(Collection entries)
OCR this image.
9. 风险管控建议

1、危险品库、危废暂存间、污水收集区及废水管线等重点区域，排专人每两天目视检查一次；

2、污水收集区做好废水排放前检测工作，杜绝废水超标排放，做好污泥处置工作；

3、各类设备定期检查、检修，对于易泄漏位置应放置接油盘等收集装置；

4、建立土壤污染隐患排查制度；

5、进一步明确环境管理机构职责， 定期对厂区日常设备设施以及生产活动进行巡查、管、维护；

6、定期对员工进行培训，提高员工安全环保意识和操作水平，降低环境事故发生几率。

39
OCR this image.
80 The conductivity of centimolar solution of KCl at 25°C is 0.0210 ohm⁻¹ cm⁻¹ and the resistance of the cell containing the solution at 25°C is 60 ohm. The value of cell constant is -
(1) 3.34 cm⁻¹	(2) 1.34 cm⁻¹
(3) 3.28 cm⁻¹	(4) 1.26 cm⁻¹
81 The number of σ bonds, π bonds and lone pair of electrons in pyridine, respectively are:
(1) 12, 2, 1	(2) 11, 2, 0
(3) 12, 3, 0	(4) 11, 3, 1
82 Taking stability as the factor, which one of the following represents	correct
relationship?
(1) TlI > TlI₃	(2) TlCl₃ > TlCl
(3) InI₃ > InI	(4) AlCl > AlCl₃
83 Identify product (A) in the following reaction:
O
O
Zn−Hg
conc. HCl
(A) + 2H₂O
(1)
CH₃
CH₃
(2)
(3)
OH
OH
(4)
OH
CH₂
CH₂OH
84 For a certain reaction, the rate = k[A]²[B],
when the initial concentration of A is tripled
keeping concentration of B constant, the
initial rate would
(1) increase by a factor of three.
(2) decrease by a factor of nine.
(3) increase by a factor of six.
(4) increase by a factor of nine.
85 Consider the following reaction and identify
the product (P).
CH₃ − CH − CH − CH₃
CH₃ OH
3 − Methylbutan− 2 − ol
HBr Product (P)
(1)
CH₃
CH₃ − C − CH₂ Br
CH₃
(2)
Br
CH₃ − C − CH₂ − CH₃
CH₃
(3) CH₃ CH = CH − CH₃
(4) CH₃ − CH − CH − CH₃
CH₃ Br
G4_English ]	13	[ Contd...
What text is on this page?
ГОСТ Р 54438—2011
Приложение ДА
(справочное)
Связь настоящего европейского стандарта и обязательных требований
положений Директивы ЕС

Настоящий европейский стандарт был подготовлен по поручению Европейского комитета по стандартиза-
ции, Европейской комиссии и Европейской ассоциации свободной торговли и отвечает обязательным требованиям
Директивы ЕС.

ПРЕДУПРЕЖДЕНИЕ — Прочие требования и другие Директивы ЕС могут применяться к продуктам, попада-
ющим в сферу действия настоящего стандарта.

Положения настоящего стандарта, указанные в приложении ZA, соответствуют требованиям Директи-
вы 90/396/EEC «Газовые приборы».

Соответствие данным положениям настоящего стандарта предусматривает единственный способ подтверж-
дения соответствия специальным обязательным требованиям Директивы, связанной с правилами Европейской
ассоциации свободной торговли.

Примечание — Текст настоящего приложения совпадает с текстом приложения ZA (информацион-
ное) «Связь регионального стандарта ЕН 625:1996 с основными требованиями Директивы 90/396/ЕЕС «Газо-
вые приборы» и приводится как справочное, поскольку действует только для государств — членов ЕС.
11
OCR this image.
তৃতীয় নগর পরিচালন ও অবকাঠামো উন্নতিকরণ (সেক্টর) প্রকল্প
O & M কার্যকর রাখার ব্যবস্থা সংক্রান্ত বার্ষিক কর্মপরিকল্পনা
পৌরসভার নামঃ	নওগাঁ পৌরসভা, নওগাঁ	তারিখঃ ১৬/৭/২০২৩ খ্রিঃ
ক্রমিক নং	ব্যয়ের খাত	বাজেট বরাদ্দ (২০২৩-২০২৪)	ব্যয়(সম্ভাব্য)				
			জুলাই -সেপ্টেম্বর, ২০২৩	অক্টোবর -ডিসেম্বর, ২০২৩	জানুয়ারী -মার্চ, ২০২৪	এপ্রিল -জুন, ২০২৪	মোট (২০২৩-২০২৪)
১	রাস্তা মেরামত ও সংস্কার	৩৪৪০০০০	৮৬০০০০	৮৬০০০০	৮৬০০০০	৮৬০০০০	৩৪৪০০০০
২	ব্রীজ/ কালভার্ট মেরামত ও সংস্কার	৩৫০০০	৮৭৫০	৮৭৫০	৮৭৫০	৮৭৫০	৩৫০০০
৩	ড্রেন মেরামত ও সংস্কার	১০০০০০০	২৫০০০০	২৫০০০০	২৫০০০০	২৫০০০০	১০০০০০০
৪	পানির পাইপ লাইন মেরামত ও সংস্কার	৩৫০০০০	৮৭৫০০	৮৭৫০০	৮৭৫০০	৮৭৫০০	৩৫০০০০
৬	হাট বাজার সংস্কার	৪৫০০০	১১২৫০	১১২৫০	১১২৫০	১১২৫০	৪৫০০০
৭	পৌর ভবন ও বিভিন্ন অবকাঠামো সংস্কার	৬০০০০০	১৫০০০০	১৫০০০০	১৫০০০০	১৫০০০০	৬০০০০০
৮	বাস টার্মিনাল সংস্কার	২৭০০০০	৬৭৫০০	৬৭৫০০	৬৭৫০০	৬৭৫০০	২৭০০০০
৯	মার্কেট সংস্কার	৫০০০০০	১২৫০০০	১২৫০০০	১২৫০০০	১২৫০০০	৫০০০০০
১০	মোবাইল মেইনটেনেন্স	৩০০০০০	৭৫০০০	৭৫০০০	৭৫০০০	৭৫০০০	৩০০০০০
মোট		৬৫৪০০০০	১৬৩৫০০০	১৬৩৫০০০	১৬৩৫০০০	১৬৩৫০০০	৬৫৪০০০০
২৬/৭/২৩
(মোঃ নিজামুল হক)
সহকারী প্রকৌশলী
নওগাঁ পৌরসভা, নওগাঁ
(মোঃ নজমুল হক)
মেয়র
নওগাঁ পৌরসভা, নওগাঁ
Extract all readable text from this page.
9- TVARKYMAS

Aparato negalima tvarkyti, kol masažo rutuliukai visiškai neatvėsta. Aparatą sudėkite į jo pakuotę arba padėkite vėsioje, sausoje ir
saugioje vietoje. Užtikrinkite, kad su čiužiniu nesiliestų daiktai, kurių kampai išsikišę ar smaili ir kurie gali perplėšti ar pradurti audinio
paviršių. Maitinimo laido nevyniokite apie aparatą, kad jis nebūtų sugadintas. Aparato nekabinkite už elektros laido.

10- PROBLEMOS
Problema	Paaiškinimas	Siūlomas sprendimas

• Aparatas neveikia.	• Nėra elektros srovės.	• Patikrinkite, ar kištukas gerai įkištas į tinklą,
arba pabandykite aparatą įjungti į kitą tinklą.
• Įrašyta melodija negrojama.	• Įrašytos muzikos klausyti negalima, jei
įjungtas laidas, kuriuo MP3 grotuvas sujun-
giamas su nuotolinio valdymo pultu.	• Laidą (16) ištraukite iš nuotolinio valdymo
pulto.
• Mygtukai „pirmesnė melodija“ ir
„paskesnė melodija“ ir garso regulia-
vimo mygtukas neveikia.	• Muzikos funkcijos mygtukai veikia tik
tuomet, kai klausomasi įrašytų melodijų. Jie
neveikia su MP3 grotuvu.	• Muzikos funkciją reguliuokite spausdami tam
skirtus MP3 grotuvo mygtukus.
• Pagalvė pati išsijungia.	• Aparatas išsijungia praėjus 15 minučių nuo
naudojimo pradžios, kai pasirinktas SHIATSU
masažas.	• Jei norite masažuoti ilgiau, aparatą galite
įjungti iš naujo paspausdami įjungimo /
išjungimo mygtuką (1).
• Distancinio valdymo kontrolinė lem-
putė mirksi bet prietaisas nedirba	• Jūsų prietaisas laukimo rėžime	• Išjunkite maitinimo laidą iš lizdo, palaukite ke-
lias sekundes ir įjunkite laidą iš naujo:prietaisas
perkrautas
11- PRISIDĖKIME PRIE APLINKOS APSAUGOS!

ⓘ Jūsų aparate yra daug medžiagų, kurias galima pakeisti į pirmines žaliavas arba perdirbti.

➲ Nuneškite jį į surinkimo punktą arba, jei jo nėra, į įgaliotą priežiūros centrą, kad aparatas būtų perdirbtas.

[SET TASK]:
Go through the material and copy out every line with "Aparato" in it.

[SOLVED PROBLEM]:
Aparato negalima tvarkyti, kol masažo rutuliukai visiškai neatvėsta. Aparatą sudėkite į jo pakuotę arba padėkite vėsioje, sausoje ir
paviršių. Maitinimo laido nevyniokite apie aparatą, kad jis nebūtų sugadintas. Aparato nekabinkite už elektros laido.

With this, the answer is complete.